* INSTRUCTIONS FOR THE TASK
Could you give back only the stretch of data from the line containing "List all visible" through the line containing "day-wind-field — [942, 63, 1690, 462]", both lines included, swapping "night-province-label" for "night-region-label" and leaving everything else unchanged? Omit the pictures.

* RECORD EXTRACTS
┄┄┄┄┄┄┄┄┄┄
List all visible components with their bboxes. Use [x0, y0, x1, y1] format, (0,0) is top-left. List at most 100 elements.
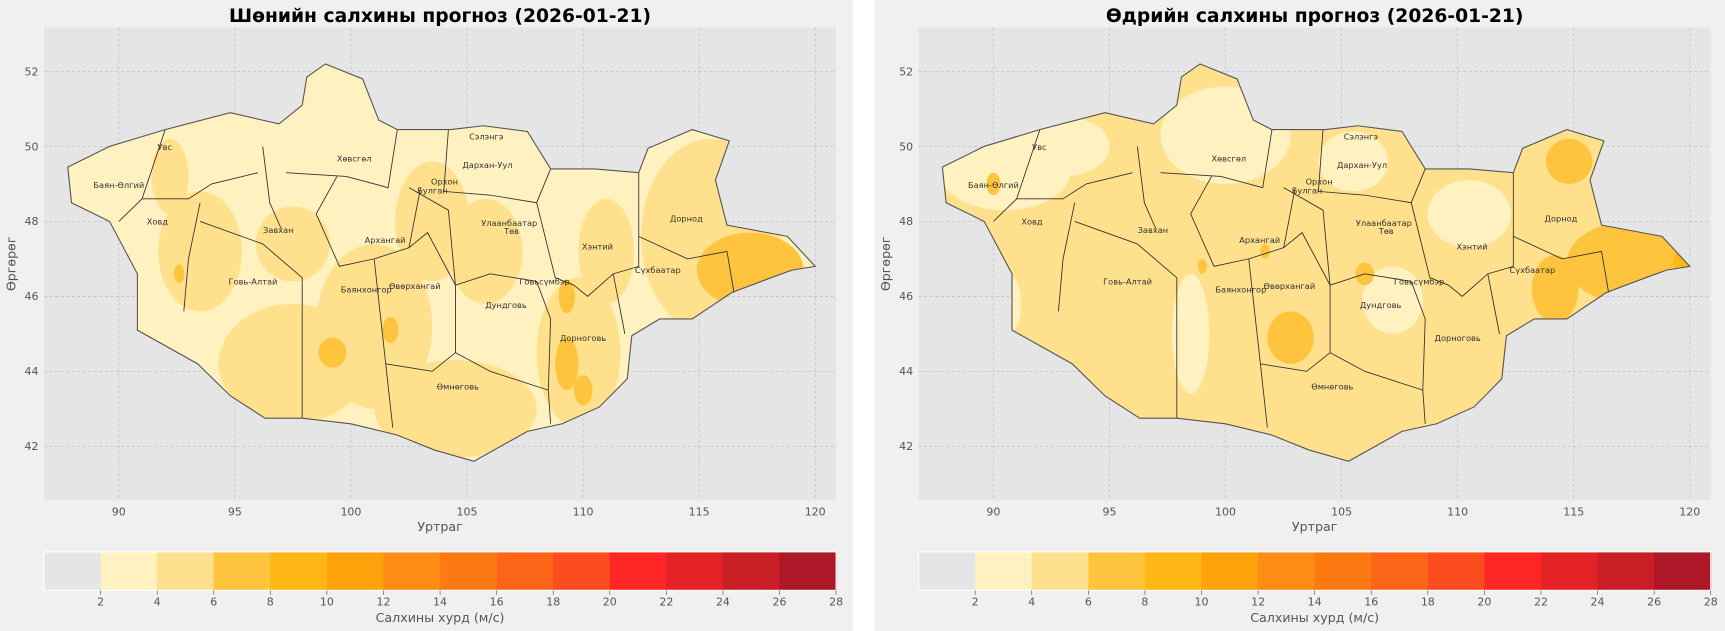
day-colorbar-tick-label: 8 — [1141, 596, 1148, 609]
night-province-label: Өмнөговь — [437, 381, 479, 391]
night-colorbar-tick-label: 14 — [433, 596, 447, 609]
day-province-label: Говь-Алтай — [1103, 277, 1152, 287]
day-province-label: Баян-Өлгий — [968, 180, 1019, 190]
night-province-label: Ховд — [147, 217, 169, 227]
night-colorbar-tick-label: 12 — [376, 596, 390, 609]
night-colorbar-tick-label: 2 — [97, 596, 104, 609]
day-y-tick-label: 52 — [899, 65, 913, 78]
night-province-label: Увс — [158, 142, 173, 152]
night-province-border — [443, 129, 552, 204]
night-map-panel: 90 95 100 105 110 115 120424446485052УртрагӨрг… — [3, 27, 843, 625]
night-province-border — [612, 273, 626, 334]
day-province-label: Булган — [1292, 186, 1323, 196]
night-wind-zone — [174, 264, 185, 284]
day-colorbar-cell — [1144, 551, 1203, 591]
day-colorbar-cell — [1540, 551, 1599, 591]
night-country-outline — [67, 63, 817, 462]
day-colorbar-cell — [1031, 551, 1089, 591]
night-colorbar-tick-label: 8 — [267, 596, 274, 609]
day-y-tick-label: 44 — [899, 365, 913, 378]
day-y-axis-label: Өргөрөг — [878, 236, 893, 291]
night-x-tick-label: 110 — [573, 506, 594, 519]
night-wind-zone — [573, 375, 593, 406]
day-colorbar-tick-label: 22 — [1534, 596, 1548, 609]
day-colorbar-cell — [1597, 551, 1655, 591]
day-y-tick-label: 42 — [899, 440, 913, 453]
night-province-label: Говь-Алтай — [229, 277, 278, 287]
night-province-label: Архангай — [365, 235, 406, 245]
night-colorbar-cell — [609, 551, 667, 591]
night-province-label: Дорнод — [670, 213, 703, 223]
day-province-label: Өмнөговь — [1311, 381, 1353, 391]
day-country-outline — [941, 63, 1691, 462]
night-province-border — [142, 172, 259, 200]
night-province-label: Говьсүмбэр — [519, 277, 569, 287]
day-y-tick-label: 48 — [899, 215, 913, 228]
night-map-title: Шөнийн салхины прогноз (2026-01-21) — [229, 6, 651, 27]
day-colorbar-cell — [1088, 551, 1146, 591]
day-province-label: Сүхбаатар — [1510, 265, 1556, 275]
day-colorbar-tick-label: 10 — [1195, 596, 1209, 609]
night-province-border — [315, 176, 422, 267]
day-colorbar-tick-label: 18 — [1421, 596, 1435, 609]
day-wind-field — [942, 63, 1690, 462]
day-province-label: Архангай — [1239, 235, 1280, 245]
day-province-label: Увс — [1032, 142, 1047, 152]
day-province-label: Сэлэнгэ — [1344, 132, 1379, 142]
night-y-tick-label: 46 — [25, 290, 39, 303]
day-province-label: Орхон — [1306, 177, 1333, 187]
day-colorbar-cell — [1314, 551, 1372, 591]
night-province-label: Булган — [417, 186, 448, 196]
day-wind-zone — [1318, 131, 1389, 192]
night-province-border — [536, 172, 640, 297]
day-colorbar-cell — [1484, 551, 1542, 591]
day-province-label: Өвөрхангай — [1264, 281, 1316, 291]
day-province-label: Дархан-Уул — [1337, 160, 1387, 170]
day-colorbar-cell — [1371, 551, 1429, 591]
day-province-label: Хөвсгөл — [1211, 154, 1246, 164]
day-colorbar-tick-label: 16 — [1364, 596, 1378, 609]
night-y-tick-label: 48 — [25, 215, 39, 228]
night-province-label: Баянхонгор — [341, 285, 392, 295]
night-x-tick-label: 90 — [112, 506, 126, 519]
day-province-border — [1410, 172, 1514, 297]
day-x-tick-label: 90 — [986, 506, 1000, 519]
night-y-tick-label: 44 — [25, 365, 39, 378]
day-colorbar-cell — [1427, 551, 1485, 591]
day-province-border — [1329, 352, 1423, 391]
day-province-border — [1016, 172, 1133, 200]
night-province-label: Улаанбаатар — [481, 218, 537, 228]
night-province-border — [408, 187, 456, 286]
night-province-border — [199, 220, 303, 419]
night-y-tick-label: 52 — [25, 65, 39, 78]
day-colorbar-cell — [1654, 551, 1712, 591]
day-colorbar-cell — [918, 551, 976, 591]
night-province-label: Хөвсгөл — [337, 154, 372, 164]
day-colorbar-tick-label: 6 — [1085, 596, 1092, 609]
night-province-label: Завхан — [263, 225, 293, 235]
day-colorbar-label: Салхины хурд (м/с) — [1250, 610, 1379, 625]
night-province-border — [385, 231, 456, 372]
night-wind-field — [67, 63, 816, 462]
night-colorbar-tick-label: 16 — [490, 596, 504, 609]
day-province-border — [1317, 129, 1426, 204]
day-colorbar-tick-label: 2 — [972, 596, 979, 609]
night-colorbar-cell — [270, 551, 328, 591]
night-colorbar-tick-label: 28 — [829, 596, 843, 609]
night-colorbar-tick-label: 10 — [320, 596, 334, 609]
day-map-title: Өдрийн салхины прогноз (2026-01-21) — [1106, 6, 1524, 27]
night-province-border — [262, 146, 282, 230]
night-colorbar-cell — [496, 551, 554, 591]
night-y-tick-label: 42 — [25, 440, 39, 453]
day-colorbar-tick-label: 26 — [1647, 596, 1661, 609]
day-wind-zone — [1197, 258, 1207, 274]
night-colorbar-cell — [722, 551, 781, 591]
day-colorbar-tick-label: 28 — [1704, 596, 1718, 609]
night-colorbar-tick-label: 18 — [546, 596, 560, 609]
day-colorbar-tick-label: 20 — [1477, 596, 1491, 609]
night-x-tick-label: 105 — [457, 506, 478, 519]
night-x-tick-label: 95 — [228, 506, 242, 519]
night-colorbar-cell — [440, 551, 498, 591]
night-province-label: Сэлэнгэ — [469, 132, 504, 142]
┄┄┄┄┄┄┄┄┄┄
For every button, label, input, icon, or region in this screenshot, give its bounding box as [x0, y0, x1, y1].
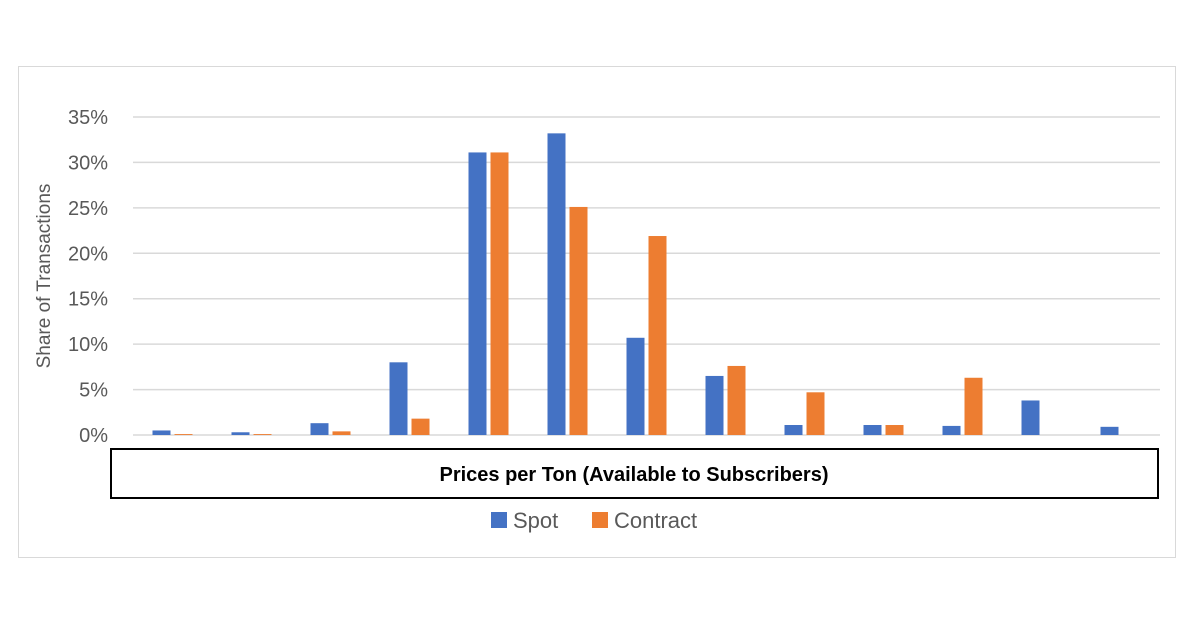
┄┄┄┄┄┄┄┄┄┄
* RESULT OF THIS EXERCISE
List all visible components with their bboxes. Use [x0, y0, x1, y1] format, (0,0) is top-left. List at most 100 elements.
day-colorbar-tick-label: 8 — [1141, 596, 1148, 609]
night-region-label: Өмнөговь — [437, 381, 479, 391]
night-colorbar-tick-label: 14 — [433, 596, 447, 609]
day-province-label: Говь-Алтай — [1103, 277, 1152, 287]
day-province-label: Баян-Өлгий — [968, 180, 1019, 190]
night-region-label: Ховд — [147, 217, 169, 227]
night-colorbar-tick-label: 12 — [376, 596, 390, 609]
night-colorbar-tick-label: 2 — [97, 596, 104, 609]
day-y-tick-label: 52 — [899, 65, 913, 78]
night-region-label: Увс — [158, 142, 173, 152]
night-province-border — [443, 129, 552, 204]
night-map-panel: 90 95 100 105 110 115 120424446485052УртрагӨрг… — [3, 27, 843, 625]
night-province-border — [612, 273, 626, 334]
day-province-label: Булган — [1292, 186, 1323, 196]
night-wind-zone — [174, 264, 185, 284]
day-colorbar-cell — [1144, 551, 1203, 591]
day-colorbar-cell — [1540, 551, 1599, 591]
night-country-outline — [67, 63, 817, 462]
day-colorbar-cell — [1031, 551, 1089, 591]
night-colorbar-tick-label: 8 — [267, 596, 274, 609]
day-y-tick-label: 44 — [899, 365, 913, 378]
day-y-axis-label: Өргөрөг — [878, 236, 893, 291]
night-x-tick-label: 110 — [573, 506, 594, 519]
night-wind-zone — [573, 375, 593, 406]
day-colorbar-tick-label: 22 — [1534, 596, 1548, 609]
day-colorbar-cell — [1597, 551, 1655, 591]
day-y-tick-label: 42 — [899, 440, 913, 453]
night-region-label: Говь-Алтай — [229, 277, 278, 287]
night-region-label: Архангай — [365, 235, 406, 245]
night-colorbar-cell — [609, 551, 667, 591]
night-region-label: Дорнод — [670, 213, 703, 223]
day-province-label: Өмнөговь — [1311, 381, 1353, 391]
day-country-outline — [941, 63, 1691, 462]
night-province-border — [142, 172, 259, 200]
night-region-label: Говьсүмбэр — [519, 277, 569, 287]
day-y-tick-label: 48 — [899, 215, 913, 228]
night-map-title: Шөнийн салхины прогноз (2026-01-21) — [229, 6, 651, 27]
day-colorbar-cell — [1088, 551, 1146, 591]
day-province-label: Сүхбаатар — [1510, 265, 1556, 275]
day-colorbar-tick-label: 10 — [1195, 596, 1209, 609]
night-province-border — [315, 176, 422, 267]
day-colorbar-tick-label: 18 — [1421, 596, 1435, 609]
day-wind-field — [942, 63, 1690, 462]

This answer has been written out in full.